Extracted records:

╔══

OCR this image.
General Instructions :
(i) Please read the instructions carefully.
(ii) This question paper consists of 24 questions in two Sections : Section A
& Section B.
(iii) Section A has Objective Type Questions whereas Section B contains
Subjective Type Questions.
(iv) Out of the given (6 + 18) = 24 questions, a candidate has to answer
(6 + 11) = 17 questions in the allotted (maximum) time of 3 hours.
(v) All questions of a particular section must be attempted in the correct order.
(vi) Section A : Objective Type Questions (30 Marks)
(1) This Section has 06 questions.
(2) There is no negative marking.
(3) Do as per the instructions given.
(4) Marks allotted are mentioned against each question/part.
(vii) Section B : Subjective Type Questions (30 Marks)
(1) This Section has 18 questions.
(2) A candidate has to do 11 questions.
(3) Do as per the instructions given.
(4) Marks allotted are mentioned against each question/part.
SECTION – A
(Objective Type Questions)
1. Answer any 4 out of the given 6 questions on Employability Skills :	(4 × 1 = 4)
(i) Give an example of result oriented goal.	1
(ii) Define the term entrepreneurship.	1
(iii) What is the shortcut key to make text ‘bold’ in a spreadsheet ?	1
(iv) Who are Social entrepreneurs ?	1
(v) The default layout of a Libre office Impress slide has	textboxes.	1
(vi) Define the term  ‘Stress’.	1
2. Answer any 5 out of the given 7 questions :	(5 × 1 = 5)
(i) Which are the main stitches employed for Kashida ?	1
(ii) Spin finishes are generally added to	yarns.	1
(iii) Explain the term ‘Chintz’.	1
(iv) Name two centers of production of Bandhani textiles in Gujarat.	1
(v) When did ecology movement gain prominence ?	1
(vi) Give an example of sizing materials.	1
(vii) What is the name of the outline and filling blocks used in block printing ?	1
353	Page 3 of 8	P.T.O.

╚══
╔══

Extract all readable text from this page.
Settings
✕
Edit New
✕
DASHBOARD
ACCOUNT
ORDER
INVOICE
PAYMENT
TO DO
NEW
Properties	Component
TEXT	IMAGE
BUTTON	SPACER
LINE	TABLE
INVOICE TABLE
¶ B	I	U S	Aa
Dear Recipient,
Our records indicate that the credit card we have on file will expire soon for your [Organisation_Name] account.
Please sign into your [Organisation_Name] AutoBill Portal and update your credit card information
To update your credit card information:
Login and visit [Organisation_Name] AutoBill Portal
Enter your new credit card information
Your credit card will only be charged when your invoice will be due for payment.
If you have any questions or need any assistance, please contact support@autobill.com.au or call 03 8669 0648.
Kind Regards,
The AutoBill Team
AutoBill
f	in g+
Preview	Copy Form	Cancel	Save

╚══

Given task
From the entries above, extract every line where the word "credit" appears.

Response to the exercise
Our records indicate that the credit card we have on file will expire soon for your [Organisation_Name] account.
Please sign into your [Organisation_Name] AutoBill Portal and update your credit card information
To update your credit card information:
Enter your new credit card information
Your credit card will only be charged when your invoice will be due for payment.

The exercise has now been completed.